> What to do
Change "heart-icon" to "like-icon" in the items, starting with the line that contains "arrow-left-icon bbox=[18, 60, 38, 78]" and going on through the line that contains "Output each element", and give those lines again with nothing else altered.

> Record list
*-*-*

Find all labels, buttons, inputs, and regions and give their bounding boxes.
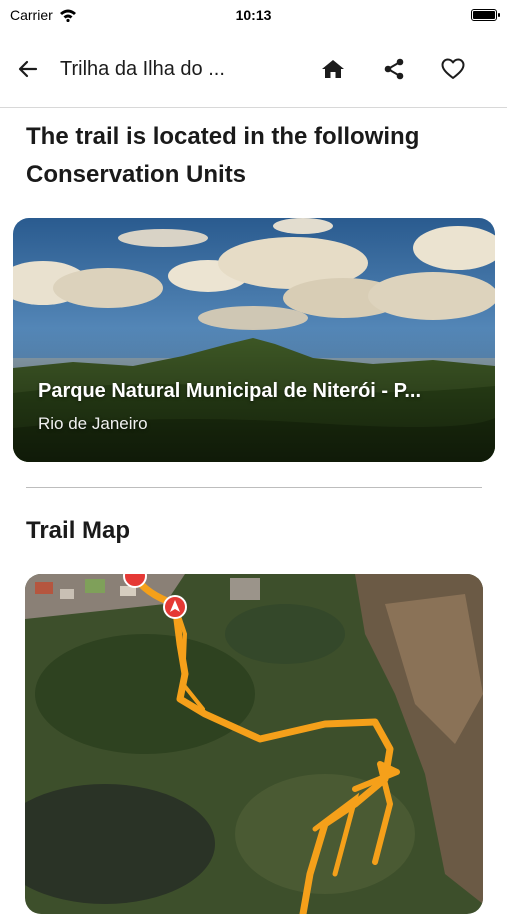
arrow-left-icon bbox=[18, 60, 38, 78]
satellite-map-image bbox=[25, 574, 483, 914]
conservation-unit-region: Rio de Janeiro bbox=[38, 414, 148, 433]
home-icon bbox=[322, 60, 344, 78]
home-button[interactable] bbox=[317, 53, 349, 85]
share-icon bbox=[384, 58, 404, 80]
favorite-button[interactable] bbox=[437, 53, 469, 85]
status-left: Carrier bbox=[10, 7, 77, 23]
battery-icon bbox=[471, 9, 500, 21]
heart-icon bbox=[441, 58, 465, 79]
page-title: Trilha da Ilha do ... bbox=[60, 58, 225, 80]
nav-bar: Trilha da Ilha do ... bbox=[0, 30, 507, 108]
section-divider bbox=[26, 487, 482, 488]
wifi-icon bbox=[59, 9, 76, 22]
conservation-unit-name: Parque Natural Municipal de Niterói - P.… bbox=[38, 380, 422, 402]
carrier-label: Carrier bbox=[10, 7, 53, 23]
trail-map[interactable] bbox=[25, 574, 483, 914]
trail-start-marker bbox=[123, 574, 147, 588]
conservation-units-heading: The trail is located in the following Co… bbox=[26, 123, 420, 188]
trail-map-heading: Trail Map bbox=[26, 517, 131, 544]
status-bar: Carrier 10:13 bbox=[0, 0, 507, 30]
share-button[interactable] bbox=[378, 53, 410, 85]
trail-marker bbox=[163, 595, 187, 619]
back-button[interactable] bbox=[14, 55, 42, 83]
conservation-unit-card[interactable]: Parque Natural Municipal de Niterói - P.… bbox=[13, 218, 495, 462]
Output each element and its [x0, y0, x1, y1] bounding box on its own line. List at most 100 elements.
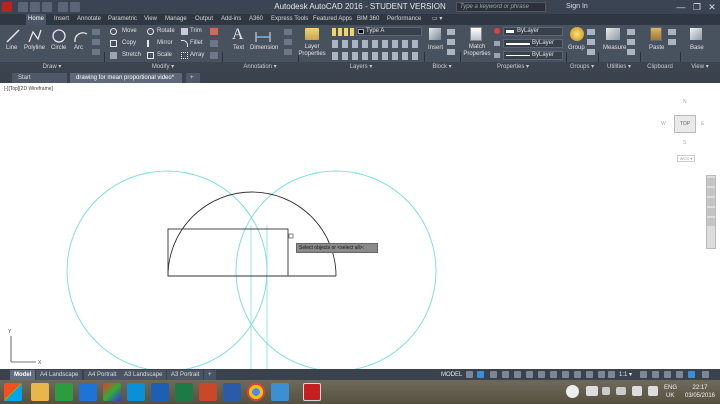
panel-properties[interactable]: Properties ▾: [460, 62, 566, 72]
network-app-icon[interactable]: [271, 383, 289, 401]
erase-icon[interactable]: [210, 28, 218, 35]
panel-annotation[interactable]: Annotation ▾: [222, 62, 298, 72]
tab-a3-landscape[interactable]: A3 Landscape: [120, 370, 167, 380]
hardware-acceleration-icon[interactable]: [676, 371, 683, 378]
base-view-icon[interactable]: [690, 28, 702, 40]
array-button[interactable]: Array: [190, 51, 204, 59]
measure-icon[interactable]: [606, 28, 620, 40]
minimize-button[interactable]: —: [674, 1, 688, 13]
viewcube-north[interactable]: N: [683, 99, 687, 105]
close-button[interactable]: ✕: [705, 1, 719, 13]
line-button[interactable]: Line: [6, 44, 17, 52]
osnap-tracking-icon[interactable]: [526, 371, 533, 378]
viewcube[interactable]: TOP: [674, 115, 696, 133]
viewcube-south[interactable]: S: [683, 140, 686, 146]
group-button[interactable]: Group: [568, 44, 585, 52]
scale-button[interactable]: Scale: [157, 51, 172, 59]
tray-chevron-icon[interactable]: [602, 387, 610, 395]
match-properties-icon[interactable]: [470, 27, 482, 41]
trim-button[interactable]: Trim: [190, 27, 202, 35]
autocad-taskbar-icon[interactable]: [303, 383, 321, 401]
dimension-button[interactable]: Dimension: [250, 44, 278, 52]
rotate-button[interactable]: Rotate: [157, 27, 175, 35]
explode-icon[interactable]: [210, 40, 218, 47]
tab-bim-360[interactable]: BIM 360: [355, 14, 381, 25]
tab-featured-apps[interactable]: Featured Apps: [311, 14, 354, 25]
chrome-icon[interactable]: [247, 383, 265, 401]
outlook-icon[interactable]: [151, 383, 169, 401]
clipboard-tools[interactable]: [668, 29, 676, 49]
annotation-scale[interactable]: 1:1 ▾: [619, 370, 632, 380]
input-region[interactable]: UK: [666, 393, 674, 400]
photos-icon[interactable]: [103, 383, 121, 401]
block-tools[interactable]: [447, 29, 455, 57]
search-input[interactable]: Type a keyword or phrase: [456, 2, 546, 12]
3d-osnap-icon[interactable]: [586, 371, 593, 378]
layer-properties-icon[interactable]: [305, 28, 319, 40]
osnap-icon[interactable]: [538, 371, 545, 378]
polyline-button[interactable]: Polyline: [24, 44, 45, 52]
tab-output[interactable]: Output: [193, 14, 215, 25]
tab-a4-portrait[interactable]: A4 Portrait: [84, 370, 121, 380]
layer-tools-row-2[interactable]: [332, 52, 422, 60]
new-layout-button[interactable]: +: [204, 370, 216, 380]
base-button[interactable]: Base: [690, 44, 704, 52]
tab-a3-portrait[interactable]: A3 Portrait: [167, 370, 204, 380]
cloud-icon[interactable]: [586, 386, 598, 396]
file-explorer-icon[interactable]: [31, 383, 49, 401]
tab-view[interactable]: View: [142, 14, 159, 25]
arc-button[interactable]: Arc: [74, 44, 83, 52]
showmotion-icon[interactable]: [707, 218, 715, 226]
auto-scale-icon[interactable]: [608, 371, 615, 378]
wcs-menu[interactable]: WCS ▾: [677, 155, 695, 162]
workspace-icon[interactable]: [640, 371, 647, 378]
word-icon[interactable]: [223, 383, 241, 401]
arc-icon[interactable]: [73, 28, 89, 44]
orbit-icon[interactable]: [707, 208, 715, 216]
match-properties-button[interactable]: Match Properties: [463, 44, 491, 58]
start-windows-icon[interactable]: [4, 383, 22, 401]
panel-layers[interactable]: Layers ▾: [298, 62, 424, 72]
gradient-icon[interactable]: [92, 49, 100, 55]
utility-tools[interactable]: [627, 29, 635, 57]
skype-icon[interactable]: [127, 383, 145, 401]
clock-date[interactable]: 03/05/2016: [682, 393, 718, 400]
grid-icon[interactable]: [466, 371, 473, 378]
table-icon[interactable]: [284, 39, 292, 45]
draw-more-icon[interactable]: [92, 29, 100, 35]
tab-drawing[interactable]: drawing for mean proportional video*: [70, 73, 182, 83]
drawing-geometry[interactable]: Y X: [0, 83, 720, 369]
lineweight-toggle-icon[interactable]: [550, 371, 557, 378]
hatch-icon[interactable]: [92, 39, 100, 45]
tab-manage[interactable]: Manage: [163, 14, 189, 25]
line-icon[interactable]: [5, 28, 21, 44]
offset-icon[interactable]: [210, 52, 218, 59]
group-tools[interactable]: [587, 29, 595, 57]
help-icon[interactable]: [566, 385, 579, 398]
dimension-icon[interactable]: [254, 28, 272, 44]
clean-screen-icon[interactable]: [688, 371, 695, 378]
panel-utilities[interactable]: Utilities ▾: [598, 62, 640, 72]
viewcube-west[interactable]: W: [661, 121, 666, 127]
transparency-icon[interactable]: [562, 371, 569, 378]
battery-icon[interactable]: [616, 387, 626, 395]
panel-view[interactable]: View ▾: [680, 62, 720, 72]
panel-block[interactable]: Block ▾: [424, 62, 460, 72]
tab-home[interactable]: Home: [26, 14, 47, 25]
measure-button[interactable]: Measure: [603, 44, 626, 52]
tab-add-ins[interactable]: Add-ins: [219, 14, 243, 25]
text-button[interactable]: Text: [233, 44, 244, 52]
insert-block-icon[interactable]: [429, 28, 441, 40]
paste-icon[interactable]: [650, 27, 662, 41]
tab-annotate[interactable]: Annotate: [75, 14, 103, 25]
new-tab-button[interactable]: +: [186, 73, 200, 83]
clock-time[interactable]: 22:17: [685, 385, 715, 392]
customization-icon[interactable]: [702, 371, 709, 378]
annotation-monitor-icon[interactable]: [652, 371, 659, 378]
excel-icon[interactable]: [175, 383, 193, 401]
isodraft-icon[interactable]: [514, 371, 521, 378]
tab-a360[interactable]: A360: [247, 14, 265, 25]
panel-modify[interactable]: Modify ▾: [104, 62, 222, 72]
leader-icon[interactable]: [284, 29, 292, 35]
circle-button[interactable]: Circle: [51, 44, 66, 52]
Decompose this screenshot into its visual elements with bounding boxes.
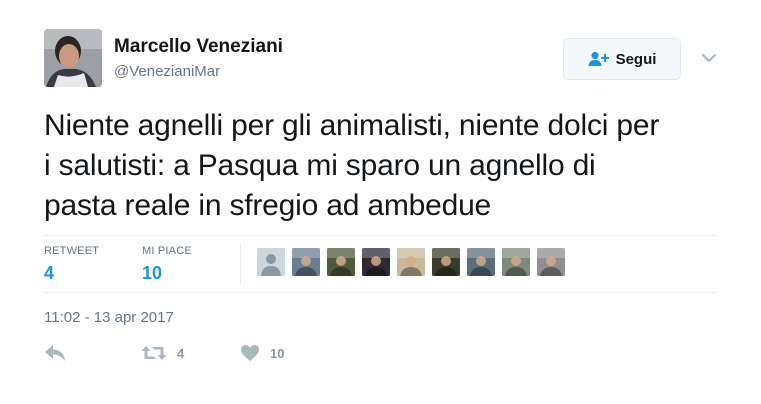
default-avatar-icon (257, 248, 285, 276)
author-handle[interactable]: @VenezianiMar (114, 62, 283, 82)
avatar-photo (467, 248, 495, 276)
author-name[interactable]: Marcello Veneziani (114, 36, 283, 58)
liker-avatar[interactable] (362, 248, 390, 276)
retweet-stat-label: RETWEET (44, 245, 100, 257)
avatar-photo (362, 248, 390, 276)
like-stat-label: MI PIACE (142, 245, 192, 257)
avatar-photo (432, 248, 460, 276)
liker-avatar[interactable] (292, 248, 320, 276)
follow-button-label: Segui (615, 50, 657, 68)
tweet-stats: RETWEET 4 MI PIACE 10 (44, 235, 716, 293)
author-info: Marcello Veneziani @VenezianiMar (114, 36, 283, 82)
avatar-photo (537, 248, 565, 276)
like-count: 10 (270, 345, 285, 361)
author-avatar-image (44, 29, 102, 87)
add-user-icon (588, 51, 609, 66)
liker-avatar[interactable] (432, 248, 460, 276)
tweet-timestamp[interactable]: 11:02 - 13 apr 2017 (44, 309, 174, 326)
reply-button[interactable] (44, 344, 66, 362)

*-*-*

> Result
arrow-left-icon bbox=[18, 60, 38, 78]
satellite-map-image bbox=[25, 574, 483, 914]
conservation-unit-region: Rio de Janeiro bbox=[38, 414, 148, 433]
home-icon bbox=[322, 60, 344, 78]
home-button[interactable] bbox=[317, 53, 349, 85]
share-icon bbox=[384, 58, 404, 80]
favorite-button[interactable] bbox=[437, 53, 469, 85]
status-left: Carrier bbox=[10, 7, 77, 23]
battery-icon bbox=[471, 9, 500, 21]
like-icon bbox=[441, 58, 465, 79]
page-title: Trilha da Ilha do ... bbox=[60, 58, 225, 80]
nav-bar: Trilha da Ilha do ... bbox=[0, 30, 507, 108]
section-divider bbox=[26, 487, 482, 488]
wifi-icon bbox=[59, 9, 76, 22]
conservation-unit-name: Parque Natural Municipal de Niterói - P.… bbox=[38, 380, 422, 402]
carrier-label: Carrier bbox=[10, 7, 53, 23]
trail-map[interactable] bbox=[25, 574, 483, 914]
trail-start-marker bbox=[123, 574, 147, 588]
conservation-units-heading: The trail is located in the following Co… bbox=[26, 123, 420, 188]
trail-map-heading: Trail Map bbox=[26, 517, 131, 544]
status-bar: Carrier 10:13 bbox=[0, 0, 507, 30]
share-button[interactable] bbox=[378, 53, 410, 85]
trail-marker bbox=[163, 595, 187, 619]
back-button[interactable] bbox=[14, 55, 42, 83]
conservation-unit-card[interactable]: Parque Natural Municipal de Niterói - P.… bbox=[13, 218, 495, 462]
Output each element and its [x0, y0, x1, y1] bounding box on its own line. List at most 100 elements.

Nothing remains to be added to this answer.